Return the material word for word. Do not include pictures.

§

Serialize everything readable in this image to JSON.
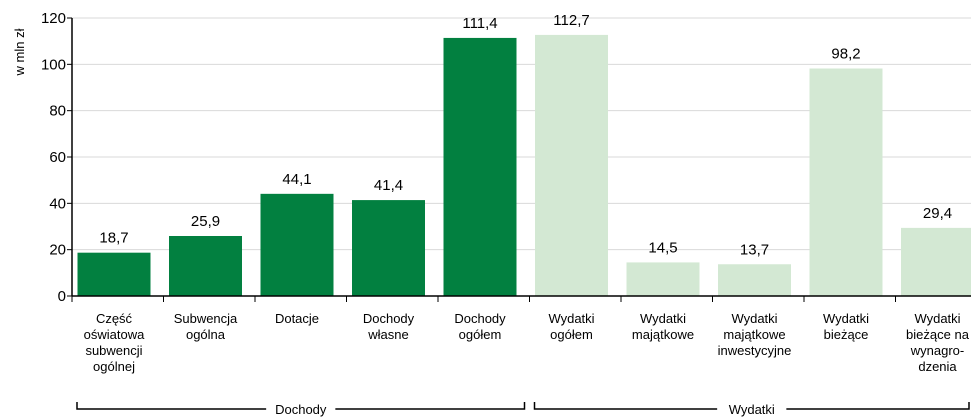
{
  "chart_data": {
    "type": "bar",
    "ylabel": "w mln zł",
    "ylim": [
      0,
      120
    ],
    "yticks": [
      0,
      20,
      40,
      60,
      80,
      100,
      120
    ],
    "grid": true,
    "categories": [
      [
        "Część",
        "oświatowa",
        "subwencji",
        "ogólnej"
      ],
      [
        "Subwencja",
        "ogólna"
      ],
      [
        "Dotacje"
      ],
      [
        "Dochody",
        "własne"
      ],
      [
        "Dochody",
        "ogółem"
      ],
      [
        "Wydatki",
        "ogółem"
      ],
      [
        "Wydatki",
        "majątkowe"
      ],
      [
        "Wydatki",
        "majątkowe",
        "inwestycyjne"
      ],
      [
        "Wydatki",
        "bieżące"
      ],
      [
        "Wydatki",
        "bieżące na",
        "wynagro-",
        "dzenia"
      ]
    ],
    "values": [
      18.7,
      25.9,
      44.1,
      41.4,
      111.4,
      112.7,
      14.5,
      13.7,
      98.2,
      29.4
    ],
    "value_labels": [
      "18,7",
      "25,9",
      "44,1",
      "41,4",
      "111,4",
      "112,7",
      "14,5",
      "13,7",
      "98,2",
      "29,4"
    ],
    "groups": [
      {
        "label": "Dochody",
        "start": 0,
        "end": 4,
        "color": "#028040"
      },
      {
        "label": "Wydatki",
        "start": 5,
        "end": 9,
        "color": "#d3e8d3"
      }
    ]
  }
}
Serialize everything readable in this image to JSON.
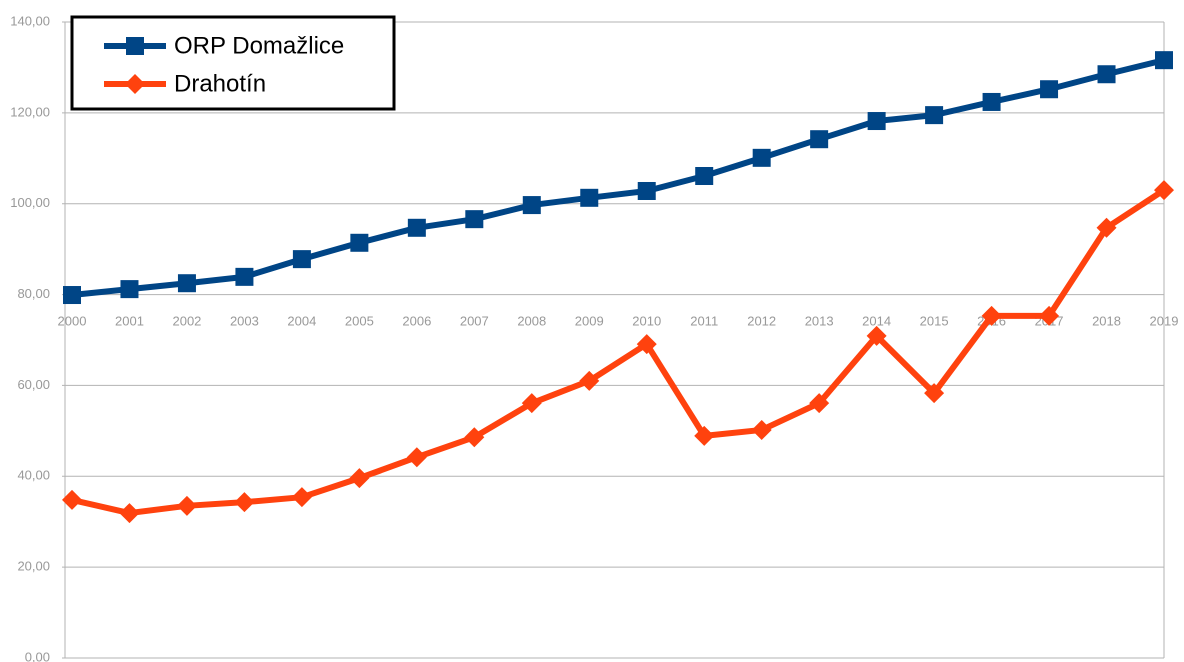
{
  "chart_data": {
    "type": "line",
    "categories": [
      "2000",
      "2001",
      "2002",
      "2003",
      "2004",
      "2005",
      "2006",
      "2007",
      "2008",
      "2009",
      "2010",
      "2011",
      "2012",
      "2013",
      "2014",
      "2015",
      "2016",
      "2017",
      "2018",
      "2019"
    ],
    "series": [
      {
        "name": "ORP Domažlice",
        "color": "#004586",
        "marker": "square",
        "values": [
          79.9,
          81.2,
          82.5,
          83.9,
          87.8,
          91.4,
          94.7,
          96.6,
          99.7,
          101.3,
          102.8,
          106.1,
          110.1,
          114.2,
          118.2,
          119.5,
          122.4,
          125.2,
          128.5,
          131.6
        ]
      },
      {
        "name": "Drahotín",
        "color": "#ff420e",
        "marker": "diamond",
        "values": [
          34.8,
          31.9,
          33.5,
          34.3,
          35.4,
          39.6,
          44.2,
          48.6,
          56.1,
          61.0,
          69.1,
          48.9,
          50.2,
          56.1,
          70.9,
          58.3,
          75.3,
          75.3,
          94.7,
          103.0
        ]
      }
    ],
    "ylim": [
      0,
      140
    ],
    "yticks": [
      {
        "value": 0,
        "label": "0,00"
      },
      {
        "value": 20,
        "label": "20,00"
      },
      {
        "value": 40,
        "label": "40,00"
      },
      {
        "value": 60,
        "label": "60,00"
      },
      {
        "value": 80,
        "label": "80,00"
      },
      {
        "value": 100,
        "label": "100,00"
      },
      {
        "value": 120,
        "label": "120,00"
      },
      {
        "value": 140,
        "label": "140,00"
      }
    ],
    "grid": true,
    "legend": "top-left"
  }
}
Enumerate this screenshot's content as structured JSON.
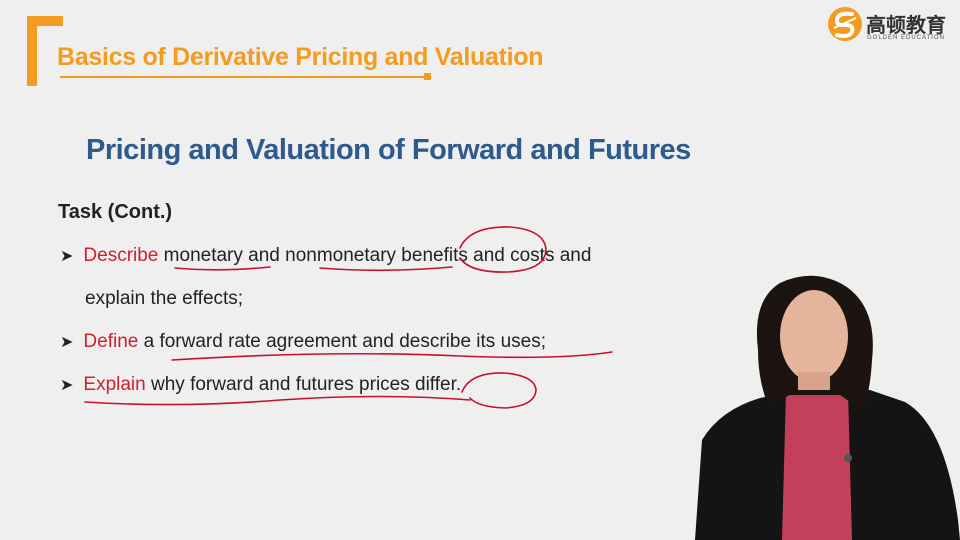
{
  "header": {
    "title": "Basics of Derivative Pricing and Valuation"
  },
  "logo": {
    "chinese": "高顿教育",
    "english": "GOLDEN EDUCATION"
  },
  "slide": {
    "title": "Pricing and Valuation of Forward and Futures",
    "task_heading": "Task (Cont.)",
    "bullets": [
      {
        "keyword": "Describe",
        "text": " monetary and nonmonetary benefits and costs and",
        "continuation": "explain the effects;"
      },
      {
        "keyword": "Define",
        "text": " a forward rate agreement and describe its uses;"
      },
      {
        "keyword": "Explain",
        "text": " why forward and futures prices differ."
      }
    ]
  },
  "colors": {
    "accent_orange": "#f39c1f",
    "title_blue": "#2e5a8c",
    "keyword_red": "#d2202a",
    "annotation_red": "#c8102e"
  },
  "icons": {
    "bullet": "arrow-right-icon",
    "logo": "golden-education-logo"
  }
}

§

▶ ANSWER:
Serialize everything readable in this image to JSON.
{
  "chart_data": {
    "type": "bar",
    "ylabel": "w mln zł",
    "ylim": [
      0,
      120
    ],
    "yticks": [
      0,
      20,
      40,
      60,
      80,
      100,
      120
    ],
    "grid": true,
    "categories": [
      [
        "Część",
        "oświatowa",
        "subwencji",
        "ogólnej"
      ],
      [
        "Subwencja",
        "ogólna"
      ],
      [
        "Dotacje"
      ],
      [
        "Dochody",
        "własne"
      ],
      [
        "Dochody",
        "ogółem"
      ],
      [
        "Wydatki",
        "ogółem"
      ],
      [
        "Wydatki",
        "majątkowe"
      ],
      [
        "Wydatki",
        "majątkowe",
        "inwestycyjne"
      ],
      [
        "Wydatki",
        "bieżące"
      ],
      [
        "Wydatki",
        "bieżące na",
        "wynagro-",
        "dzenia"
      ]
    ],
    "values": [
      18.7,
      25.9,
      44.1,
      41.4,
      111.4,
      112.7,
      14.5,
      13.7,
      98.2,
      29.4
    ],
    "value_labels": [
      "18,7",
      "25,9",
      "44,1",
      "41,4",
      "111,4",
      "112,7",
      "14,5",
      "13,7",
      "98,2",
      "29,4"
    ],
    "groups": [
      {
        "label": "Dochody",
        "start": 0,
        "end": 4,
        "color": "#028040"
      },
      {
        "label": "Wydatki",
        "start": 5,
        "end": 9,
        "color": "#d3e8d3"
      }
    ]
  }
}
Serialize everything readable in this image to JSON.
{
  "chart_data": {
    "type": "line",
    "categories": [
      "2000",
      "2001",
      "2002",
      "2003",
      "2004",
      "2005",
      "2006",
      "2007",
      "2008",
      "2009",
      "2010",
      "2011",
      "2012",
      "2013",
      "2014",
      "2015",
      "2016",
      "2017",
      "2018",
      "2019"
    ],
    "series": [
      {
        "name": "ORP Domažlice",
        "color": "#004586",
        "marker": "square",
        "values": [
          79.9,
          81.2,
          82.5,
          83.9,
          87.8,
          91.4,
          94.7,
          96.6,
          99.7,
          101.3,
          102.8,
          106.1,
          110.1,
          114.2,
          118.2,
          119.5,
          122.4,
          125.2,
          128.5,
          131.6
        ]
      },
      {
        "name": "Drahotín",
        "color": "#ff420e",
        "marker": "diamond",
        "values": [
          34.8,
          31.9,
          33.5,
          34.3,
          35.4,
          39.6,
          44.2,
          48.6,
          56.1,
          61.0,
          69.1,
          48.9,
          50.2,
          56.1,
          70.9,
          58.3,
          75.3,
          75.3,
          94.7,
          103.0
        ]
      }
    ],
    "ylim": [
      0,
      140
    ],
    "yticks": [
      {
        "value": 0,
        "label": "0,00"
      },
      {
        "value": 20,
        "label": "20,00"
      },
      {
        "value": 40,
        "label": "40,00"
      },
      {
        "value": 60,
        "label": "60,00"
      },
      {
        "value": 80,
        "label": "80,00"
      },
      {
        "value": 100,
        "label": "100,00"
      },
      {
        "value": 120,
        "label": "120,00"
      },
      {
        "value": 140,
        "label": "140,00"
      }
    ],
    "grid": true,
    "legend": "top-left"
  }
}
Enumerate this screenshot's content as structured JSON.
{
  "header": {
    "title": "Basics of Derivative Pricing and Valuation"
  },
  "logo": {
    "chinese": "高顿教育",
    "english": "GOLDEN EDUCATION"
  },
  "slide": {
    "title": "Pricing and Valuation of Forward and Futures",
    "task_heading": "Task (Cont.)",
    "bullets": [
      {
        "keyword": "Describe",
        "text": " monetary and nonmonetary benefits and costs and",
        "continuation": "explain the effects;"
      },
      {
        "keyword": "Define",
        "text": " a forward rate agreement and describe its uses;"
      },
      {
        "keyword": "Explain",
        "text": " why forward and futures prices differ."
      }
    ]
  },
  "colors": {
    "accent_orange": "#f39c1f",
    "title_blue": "#2e5a8c",
    "keyword_red": "#d2202a",
    "annotation_red": "#c8102e"
  },
  "icons": {
    "bullet": "arrow-right-icon",
    "logo": "golden-education-logo"
  }
}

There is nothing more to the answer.